--- START ---
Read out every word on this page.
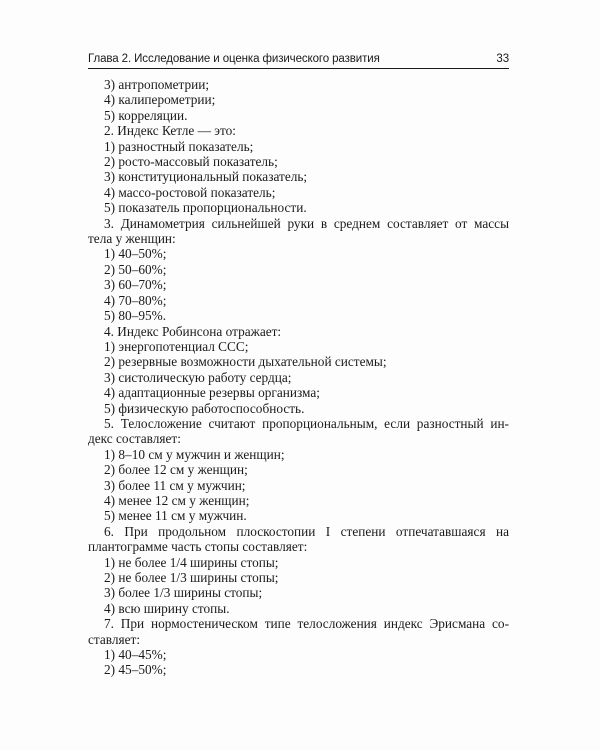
Глава 2. Исследование и оценка физического развития	33
3) антропометрии;
4) калиперометрии;
5) корреляции.
2. Индекс Кетле — это:
1) разностный показатель;
2) росто-массовый показатель;
3) конституциональный показатель;
4) массо-ростовой показатель;
5) показатель пропорциональности.
3. Динамометрия сильнейшей руки в среднем составляет от массы
тела у женщин:
1) 40–50%;
2) 50–60%;
3) 60–70%;
4) 70–80%;
5) 80–95%.
4. Индекс Робинсона отражает:
1) энергопотенциал ССС;
2) резервные возможности дыхательной системы;
3) систолическую работу сердца;
4) адаптационные резервы организма;
5) физическую работоспособность.
5. Телосложение считают пропорциональным, если разностный ин-
декс составляет:
1) 8–10 см у мужчин и женщин;
2) более 12 см у женщин;
3) более 11 см у мужчин;
4) менее 12 см у женщин;
5) менее 11 см у мужчин.
6. При продольном плоскостопии I степени отпечатавшаяся на
плантограмме часть стопы составляет:
1) не более 1/4 ширины стопы;
2) не более 1/3 ширины стопы;
3) более 1/3 ширины стопы;
4) всю ширину стопы.
7. При нормостеническом типе телосложения индекс Эрисмана со-
ставляет:
1) 40–45%;
2) 45–50%;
--- END ---
WORK TO DO
Repeat all of the entries word for word, but omit the pictures.

REPLY TO THE EXERCISE
Read out every word on this page.
Глава 2. Исследование и оценка физического развития	33
3) антропометрии;
4) калиперометрии;
5) корреляции.
2. Индекс Кетле — это:
1) разностный показатель;
2) росто-массовый показатель;
3) конституциональный показатель;
4) массо-ростовой показатель;
5) показатель пропорциональности.
3. Динамометрия сильнейшей руки в среднем составляет от массы
тела у женщин:
1) 40–50%;
2) 50–60%;
3) 60–70%;
4) 70–80%;
5) 80–95%.
4. Индекс Робинсона отражает:
1) энергопотенциал ССС;
2) резервные возможности дыхательной системы;
3) систолическую работу сердца;
4) адаптационные резервы организма;
5) физическую работоспособность.
5. Телосложение считают пропорциональным, если разностный ин-
декс составляет:
1) 8–10 см у мужчин и женщин;
2) более 12 см у женщин;
3) более 11 см у мужчин;
4) менее 12 см у женщин;
5) менее 11 см у мужчин.
6. При продольном плоскостопии I степени отпечатавшаяся на
плантограмме часть стопы составляет:
1) не более 1/4 ширины стопы;
2) не более 1/3 ширины стопы;
3) более 1/3 ширины стопы;
4) всю ширину стопы.
7. При нормостеническом типе телосложения индекс Эрисмана со-
ставляет:
1) 40–45%;
2) 45–50%;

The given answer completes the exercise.